> EXTRACTED MATERIAL:
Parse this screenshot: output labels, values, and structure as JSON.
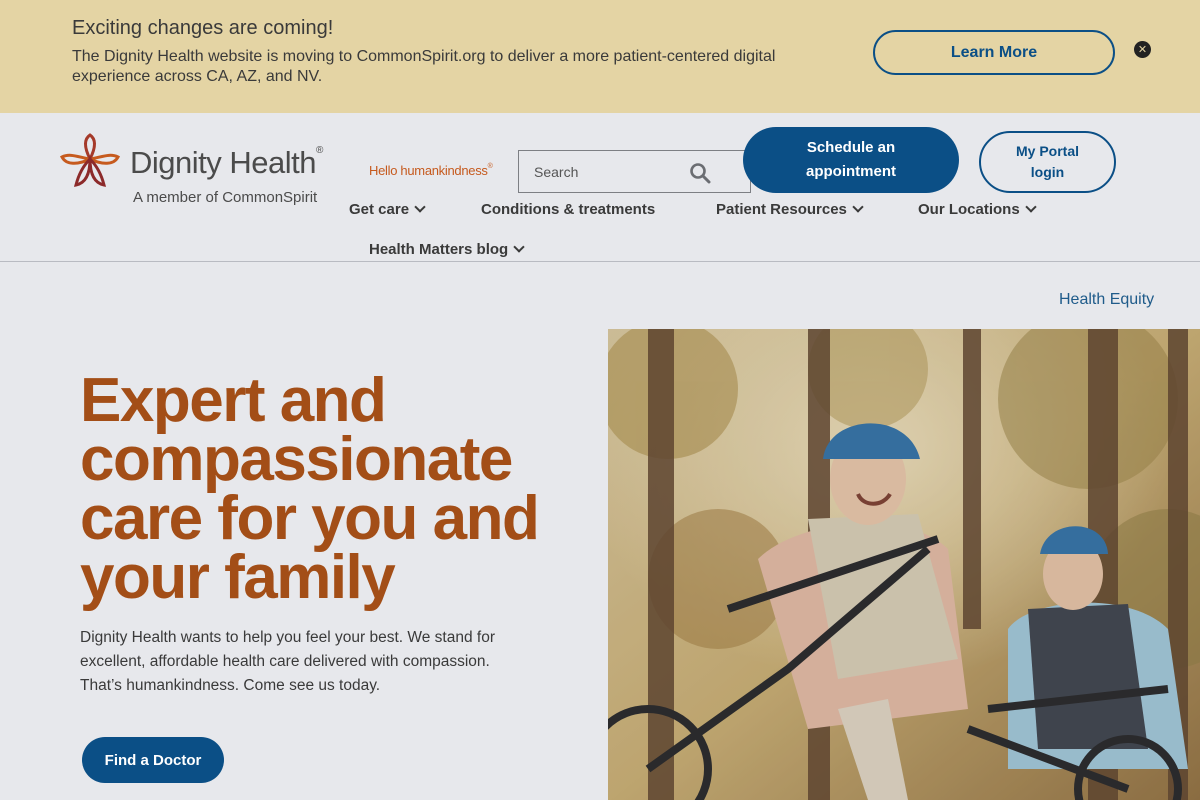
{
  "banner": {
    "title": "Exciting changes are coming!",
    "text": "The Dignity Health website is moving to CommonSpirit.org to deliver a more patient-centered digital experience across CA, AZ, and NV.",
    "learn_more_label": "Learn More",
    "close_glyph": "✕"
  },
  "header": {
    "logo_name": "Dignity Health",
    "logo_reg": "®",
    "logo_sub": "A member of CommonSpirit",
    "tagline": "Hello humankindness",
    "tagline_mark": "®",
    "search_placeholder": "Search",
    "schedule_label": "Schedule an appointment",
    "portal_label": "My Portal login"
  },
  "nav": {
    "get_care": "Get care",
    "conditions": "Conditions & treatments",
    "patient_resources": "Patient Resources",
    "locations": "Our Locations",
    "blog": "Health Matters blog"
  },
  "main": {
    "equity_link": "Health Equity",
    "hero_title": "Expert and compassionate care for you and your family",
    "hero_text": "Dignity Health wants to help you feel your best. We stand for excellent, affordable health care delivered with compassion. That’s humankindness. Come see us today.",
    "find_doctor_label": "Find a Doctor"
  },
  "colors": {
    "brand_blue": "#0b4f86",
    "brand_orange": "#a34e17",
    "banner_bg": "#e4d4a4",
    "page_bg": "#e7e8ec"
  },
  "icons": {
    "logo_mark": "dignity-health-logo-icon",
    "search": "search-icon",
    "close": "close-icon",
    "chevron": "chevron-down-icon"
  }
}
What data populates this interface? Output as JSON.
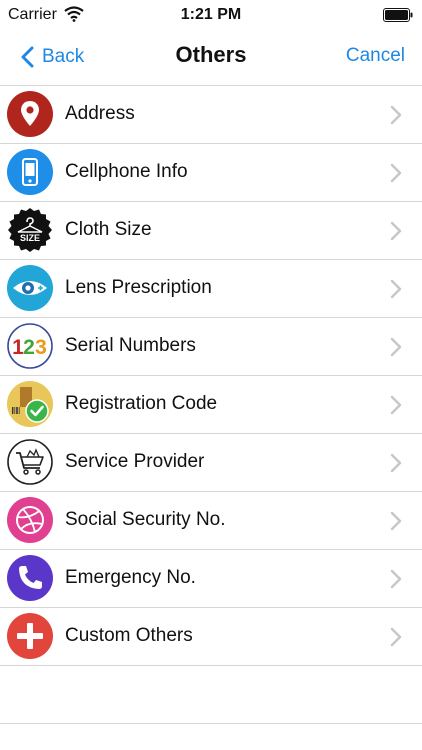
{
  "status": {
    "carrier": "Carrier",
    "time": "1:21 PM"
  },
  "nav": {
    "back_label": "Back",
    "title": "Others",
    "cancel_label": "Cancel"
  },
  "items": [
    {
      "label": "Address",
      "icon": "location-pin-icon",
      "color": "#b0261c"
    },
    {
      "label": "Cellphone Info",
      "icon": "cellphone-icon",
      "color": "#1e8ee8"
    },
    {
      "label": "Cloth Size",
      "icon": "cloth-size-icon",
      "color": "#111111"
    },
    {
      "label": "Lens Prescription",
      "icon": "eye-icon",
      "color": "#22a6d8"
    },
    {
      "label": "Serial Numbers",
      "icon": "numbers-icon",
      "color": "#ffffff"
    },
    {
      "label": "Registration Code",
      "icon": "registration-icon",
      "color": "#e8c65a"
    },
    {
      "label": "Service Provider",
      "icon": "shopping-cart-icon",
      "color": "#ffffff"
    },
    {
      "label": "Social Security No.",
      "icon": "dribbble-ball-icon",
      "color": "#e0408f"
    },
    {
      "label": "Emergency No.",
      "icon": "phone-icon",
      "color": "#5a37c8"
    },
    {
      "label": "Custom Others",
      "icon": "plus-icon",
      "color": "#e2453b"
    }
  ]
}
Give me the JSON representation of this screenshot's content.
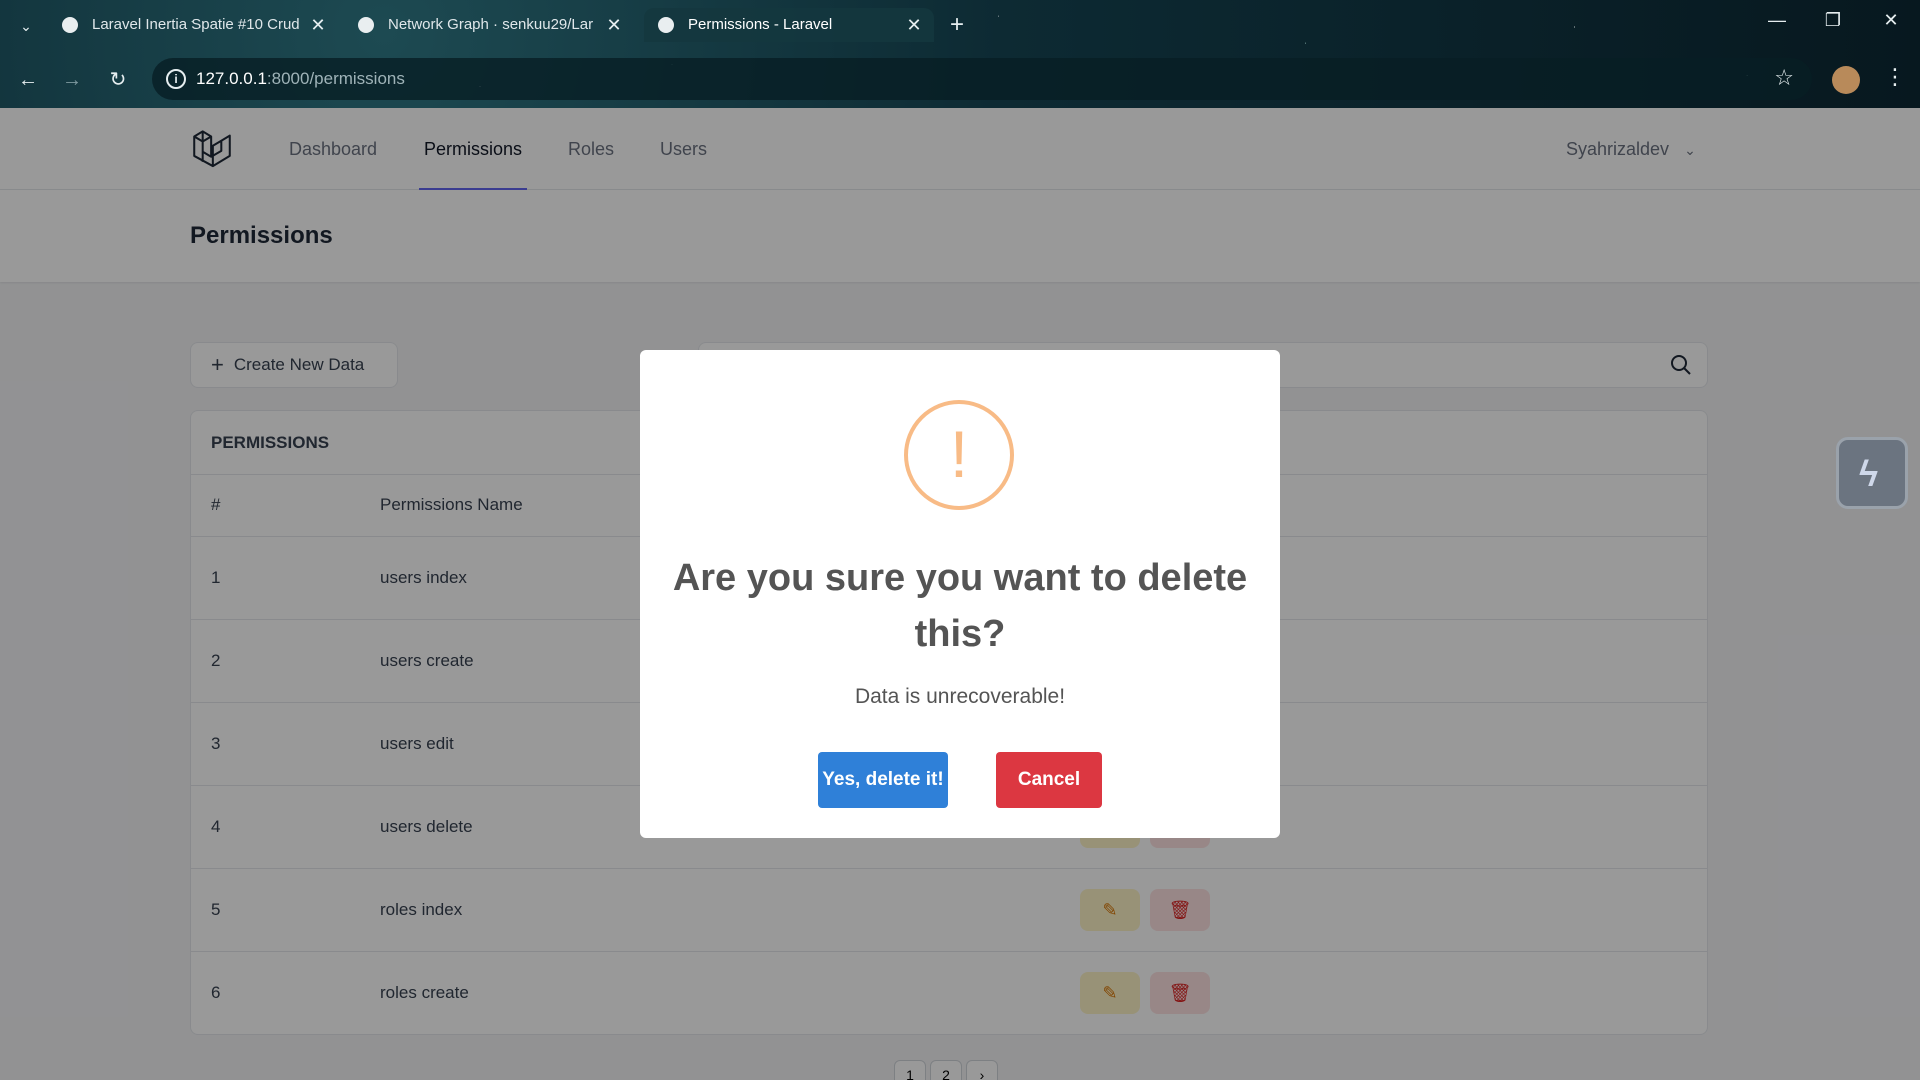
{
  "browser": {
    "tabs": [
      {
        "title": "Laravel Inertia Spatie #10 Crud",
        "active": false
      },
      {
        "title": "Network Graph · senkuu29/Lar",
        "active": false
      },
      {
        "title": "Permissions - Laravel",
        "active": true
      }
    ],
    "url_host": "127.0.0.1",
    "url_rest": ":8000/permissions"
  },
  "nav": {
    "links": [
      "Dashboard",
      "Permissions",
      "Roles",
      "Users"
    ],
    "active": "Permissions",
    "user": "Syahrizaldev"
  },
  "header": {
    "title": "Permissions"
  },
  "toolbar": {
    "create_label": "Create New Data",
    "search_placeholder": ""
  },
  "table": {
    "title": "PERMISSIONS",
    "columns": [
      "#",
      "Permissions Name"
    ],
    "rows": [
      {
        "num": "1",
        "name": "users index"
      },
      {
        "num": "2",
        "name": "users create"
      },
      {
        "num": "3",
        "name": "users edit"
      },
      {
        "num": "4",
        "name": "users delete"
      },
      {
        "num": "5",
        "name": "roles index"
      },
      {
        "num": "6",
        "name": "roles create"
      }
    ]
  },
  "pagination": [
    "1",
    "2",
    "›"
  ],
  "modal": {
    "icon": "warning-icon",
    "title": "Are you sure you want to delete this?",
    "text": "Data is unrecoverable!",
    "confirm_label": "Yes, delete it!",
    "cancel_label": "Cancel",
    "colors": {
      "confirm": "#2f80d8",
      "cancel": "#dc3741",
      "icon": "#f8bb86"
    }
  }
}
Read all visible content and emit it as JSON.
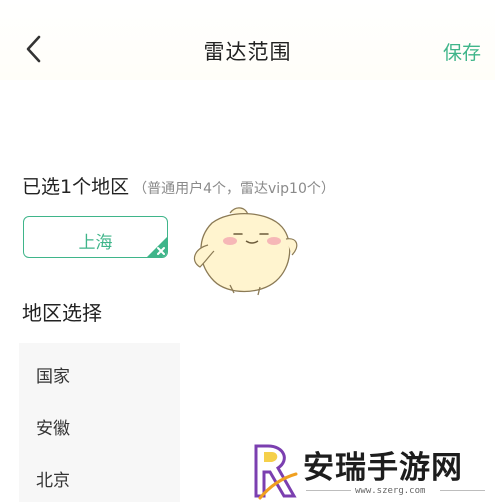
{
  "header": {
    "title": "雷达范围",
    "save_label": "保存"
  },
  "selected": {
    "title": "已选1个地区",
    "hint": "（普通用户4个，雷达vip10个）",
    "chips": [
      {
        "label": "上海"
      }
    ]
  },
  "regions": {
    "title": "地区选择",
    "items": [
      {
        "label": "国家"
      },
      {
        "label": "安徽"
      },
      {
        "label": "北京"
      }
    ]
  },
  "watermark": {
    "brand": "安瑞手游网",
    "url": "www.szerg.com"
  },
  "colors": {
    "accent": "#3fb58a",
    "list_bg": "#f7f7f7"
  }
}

> GOAL: Restate every record exactly, please; do not copy the pictures.

> RIGHT ANSWER:
Parse this screenshot: output labels, values, and structure as JSON.
{
  "banner": {
    "title": "Exciting changes are coming!",
    "text": "The Dignity Health website is moving to CommonSpirit.org to deliver a more patient-centered digital experience across CA, AZ, and NV.",
    "learn_more_label": "Learn More",
    "close_glyph": "✕"
  },
  "header": {
    "logo_name": "Dignity Health",
    "logo_reg": "®",
    "logo_sub": "A member of CommonSpirit",
    "tagline": "Hello humankindness",
    "tagline_mark": "®",
    "search_placeholder": "Search",
    "schedule_label": "Schedule an appointment",
    "portal_label": "My Portal login"
  },
  "nav": {
    "get_care": "Get care",
    "conditions": "Conditions & treatments",
    "patient_resources": "Patient Resources",
    "locations": "Our Locations",
    "blog": "Health Matters blog"
  },
  "main": {
    "equity_link": "Health Equity",
    "hero_title": "Expert and compassionate care for you and your family",
    "hero_text": "Dignity Health wants to help you feel your best. We stand for excellent, affordable health care delivered with compassion. That’s humankindness. Come see us today.",
    "find_doctor_label": "Find a Doctor"
  },
  "colors": {
    "brand_blue": "#0b4f86",
    "brand_orange": "#a34e17",
    "banner_bg": "#e4d4a4",
    "page_bg": "#e7e8ec"
  },
  "icons": {
    "logo_mark": "dignity-health-logo-icon",
    "search": "search-icon",
    "close": "close-icon",
    "chevron": "chevron-down-icon"
  }
}
What data populates this interface? Output as JSON.
{
  "status": {
    "carrier": "Carrier",
    "time": "1:21 PM"
  },
  "nav": {
    "back_label": "Back",
    "title": "Others",
    "cancel_label": "Cancel"
  },
  "items": [
    {
      "label": "Address",
      "icon": "location-pin-icon",
      "color": "#b0261c"
    },
    {
      "label": "Cellphone Info",
      "icon": "cellphone-icon",
      "color": "#1e8ee8"
    },
    {
      "label": "Cloth Size",
      "icon": "cloth-size-icon",
      "color": "#111111"
    },
    {
      "label": "Lens Prescription",
      "icon": "eye-icon",
      "color": "#22a6d8"
    },
    {
      "label": "Serial Numbers",
      "icon": "numbers-icon",
      "color": "#ffffff"
    },
    {
      "label": "Registration Code",
      "icon": "registration-icon",
      "color": "#e8c65a"
    },
    {
      "label": "Service Provider",
      "icon": "shopping-cart-icon",
      "color": "#ffffff"
    },
    {
      "label": "Social Security No.",
      "icon": "dribbble-ball-icon",
      "color": "#e0408f"
    },
    {
      "label": "Emergency No.",
      "icon": "phone-icon",
      "color": "#5a37c8"
    },
    {
      "label": "Custom Others",
      "icon": "plus-icon",
      "color": "#e2453b"
    }
  ]
}
Give me the JSON representation of this screenshot's content.
{
  "browser": {
    "tabs": [
      {
        "title": "Laravel Inertia Spatie #10 Crud",
        "active": false
      },
      {
        "title": "Network Graph · senkuu29/Lar",
        "active": false
      },
      {
        "title": "Permissions - Laravel",
        "active": true
      }
    ],
    "url_host": "127.0.0.1",
    "url_rest": ":8000/permissions"
  },
  "nav": {
    "links": [
      "Dashboard",
      "Permissions",
      "Roles",
      "Users"
    ],
    "active": "Permissions",
    "user": "Syahrizaldev"
  },
  "header": {
    "title": "Permissions"
  },
  "toolbar": {
    "create_label": "Create New Data",
    "search_placeholder": ""
  },
  "table": {
    "title": "PERMISSIONS",
    "columns": [
      "#",
      "Permissions Name"
    ],
    "rows": [
      {
        "num": "1",
        "name": "users index"
      },
      {
        "num": "2",
        "name": "users create"
      },
      {
        "num": "3",
        "name": "users edit"
      },
      {
        "num": "4",
        "name": "users delete"
      },
      {
        "num": "5",
        "name": "roles index"
      },
      {
        "num": "6",
        "name": "roles create"
      }
    ]
  },
  "pagination": [
    "1",
    "2",
    "›"
  ],
  "modal": {
    "icon": "warning-icon",
    "title": "Are you sure you want to delete this?",
    "text": "Data is unrecoverable!",
    "confirm_label": "Yes, delete it!",
    "cancel_label": "Cancel",
    "colors": {
      "confirm": "#2f80d8",
      "cancel": "#dc3741",
      "icon": "#f8bb86"
    }
  }
}
Read all visible content and emit it as JSON.
{
  "header": {
    "title": "雷达范围",
    "save_label": "保存"
  },
  "selected": {
    "title": "已选1个地区",
    "hint": "（普通用户4个，雷达vip10个）",
    "chips": [
      {
        "label": "上海"
      }
    ]
  },
  "regions": {
    "title": "地区选择",
    "items": [
      {
        "label": "国家"
      },
      {
        "label": "安徽"
      },
      {
        "label": "北京"
      }
    ]
  },
  "watermark": {
    "brand": "安瑞手游网",
    "url": "www.szerg.com"
  },
  "colors": {
    "accent": "#3fb58a",
    "list_bg": "#f7f7f7"
  }
}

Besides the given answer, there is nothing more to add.